# INSTRUCTION
Only the number is wanted: how many lines contain the string "xlabel"?

# Figure record extracts
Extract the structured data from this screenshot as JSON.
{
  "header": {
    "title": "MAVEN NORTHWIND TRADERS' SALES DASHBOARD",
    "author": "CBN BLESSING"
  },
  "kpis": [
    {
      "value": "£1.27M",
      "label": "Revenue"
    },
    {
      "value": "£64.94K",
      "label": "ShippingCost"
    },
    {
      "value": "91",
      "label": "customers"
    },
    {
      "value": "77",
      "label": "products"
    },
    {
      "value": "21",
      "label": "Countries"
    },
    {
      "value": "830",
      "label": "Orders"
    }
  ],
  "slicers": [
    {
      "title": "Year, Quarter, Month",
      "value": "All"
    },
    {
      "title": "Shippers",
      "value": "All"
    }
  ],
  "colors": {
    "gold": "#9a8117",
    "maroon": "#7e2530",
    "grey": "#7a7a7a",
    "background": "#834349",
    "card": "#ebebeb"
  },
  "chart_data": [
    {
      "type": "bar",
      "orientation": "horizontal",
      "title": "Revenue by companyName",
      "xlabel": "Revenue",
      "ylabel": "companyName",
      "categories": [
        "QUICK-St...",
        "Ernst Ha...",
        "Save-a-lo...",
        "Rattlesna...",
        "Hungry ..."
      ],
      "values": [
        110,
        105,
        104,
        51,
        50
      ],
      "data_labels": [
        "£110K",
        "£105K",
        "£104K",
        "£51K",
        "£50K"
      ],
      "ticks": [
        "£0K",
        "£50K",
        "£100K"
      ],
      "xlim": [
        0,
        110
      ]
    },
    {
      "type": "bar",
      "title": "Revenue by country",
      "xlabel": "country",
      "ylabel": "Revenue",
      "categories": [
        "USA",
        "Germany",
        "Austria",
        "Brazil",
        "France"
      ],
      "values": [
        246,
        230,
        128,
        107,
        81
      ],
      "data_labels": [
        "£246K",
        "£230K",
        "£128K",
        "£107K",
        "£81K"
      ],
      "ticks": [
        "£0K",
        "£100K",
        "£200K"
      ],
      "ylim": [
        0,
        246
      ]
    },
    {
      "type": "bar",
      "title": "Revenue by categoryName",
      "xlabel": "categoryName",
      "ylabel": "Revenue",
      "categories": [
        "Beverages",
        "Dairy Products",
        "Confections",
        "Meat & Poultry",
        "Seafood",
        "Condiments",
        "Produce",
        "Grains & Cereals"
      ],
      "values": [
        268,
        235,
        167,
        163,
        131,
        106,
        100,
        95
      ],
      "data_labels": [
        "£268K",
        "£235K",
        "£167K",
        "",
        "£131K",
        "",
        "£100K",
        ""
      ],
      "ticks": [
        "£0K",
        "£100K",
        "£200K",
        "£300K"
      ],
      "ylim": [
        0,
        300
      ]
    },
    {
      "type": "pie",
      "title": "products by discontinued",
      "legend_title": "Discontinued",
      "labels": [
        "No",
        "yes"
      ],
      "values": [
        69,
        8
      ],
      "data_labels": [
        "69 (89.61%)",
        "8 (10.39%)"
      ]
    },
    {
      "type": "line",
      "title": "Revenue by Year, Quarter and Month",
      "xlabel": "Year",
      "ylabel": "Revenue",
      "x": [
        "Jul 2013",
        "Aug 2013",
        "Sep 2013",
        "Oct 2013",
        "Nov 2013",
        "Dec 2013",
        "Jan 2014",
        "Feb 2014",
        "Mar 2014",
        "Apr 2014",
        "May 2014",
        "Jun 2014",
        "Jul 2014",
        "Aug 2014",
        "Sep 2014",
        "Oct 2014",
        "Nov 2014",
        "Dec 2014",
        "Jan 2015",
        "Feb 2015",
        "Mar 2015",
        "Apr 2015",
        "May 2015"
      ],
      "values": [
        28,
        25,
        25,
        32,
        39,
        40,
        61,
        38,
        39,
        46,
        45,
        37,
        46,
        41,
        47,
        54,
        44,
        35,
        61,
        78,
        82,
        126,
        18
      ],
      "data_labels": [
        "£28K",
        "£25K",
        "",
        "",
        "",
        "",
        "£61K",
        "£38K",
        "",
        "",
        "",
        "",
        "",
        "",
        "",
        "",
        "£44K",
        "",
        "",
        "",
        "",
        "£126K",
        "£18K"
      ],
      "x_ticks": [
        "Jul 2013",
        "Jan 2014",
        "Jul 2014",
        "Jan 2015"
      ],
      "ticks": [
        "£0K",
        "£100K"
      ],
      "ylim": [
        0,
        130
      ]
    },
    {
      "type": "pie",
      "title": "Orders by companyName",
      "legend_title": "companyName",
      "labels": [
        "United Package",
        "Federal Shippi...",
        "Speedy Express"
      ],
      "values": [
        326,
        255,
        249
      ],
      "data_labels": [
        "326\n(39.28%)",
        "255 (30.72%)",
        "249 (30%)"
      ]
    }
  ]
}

# ANSWER TO THE PROBLEM
4